** start **

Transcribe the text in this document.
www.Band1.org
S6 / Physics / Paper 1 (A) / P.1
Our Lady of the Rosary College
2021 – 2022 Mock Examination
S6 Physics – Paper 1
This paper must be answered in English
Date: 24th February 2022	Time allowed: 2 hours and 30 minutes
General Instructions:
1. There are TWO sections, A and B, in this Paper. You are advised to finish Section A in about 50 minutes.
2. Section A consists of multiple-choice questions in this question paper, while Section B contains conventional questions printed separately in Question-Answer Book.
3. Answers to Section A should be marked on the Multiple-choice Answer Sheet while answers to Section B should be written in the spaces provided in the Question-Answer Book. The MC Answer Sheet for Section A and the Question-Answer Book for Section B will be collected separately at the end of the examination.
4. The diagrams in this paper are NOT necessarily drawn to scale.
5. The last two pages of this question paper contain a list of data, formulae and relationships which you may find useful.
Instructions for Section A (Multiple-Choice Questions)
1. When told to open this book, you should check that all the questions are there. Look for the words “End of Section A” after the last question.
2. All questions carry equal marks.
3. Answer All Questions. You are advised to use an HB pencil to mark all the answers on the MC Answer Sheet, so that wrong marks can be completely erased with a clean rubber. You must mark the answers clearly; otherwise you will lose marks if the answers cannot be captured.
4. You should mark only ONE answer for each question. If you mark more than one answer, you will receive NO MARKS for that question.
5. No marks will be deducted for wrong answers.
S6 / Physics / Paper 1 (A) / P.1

** end **

Requirement: Gather up every line from the listing above in which the word "wrong" occurs.

Solution below:
3. Answer All Questions. You are advised to use an HB pencil to mark all the answers on the MC Answer Sheet, so that wrong marks can be completely erased with a clean rubber. You must mark the answers clearly; otherwise you will lose marks if the answers cannot be captured.
5. No marks will be deducted for wrong answers.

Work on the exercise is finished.